(Stored entries)
..............................

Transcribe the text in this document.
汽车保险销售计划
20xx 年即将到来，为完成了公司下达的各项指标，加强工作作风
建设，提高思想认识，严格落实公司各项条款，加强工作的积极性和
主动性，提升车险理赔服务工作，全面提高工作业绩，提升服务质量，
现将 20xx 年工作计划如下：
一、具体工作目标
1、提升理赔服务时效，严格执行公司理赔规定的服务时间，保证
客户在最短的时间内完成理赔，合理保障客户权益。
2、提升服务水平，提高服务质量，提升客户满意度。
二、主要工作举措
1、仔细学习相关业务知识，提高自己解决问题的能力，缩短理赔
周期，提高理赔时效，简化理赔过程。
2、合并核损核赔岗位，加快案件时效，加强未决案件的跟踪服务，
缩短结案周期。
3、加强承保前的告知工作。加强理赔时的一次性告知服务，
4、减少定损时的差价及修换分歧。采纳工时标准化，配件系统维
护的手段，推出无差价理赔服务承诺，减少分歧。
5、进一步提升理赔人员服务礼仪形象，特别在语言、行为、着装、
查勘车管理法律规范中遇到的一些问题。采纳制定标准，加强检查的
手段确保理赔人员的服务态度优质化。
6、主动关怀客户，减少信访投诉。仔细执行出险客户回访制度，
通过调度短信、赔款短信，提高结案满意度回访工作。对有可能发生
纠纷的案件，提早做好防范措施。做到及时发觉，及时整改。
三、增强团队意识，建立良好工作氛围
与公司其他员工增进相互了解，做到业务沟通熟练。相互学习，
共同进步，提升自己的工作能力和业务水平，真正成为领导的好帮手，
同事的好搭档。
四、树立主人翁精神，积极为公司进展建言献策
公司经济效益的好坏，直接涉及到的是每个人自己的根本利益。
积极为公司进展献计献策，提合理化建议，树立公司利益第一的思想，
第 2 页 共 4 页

..............................

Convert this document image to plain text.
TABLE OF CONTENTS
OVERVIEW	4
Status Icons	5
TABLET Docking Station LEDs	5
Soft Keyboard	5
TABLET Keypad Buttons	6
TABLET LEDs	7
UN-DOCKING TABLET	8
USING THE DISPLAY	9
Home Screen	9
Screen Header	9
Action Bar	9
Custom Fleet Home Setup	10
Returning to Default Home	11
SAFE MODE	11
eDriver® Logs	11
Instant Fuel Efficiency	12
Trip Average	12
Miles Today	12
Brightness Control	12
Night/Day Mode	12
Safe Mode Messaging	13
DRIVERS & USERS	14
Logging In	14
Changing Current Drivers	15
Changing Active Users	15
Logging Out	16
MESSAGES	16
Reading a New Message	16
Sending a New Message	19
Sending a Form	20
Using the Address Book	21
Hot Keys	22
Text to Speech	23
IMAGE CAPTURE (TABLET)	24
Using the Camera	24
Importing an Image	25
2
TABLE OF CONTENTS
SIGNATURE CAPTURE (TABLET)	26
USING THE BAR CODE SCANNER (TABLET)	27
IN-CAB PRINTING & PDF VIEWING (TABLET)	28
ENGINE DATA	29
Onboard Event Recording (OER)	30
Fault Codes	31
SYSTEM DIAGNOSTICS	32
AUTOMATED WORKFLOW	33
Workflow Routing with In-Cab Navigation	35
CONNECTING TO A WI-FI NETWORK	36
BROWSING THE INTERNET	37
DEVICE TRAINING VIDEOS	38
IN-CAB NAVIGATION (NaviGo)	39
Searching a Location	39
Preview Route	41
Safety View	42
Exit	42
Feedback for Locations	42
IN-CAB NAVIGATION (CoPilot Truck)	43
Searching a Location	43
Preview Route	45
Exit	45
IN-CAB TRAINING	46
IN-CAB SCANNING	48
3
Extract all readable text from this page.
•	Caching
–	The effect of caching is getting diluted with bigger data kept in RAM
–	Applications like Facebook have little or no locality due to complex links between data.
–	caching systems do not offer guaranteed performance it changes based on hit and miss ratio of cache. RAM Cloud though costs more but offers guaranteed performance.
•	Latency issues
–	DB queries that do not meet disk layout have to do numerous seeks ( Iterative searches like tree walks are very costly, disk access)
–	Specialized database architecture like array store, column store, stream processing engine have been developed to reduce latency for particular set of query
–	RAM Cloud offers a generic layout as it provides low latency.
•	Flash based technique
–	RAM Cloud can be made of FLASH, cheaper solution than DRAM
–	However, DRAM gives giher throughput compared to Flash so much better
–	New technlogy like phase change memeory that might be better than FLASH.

..............................

Copy each line that contains the word "better".

–	However, DRAM gives giher throughput compared to Flash so much better
–	New technlogy like phase change memeory that might be better than FLASH.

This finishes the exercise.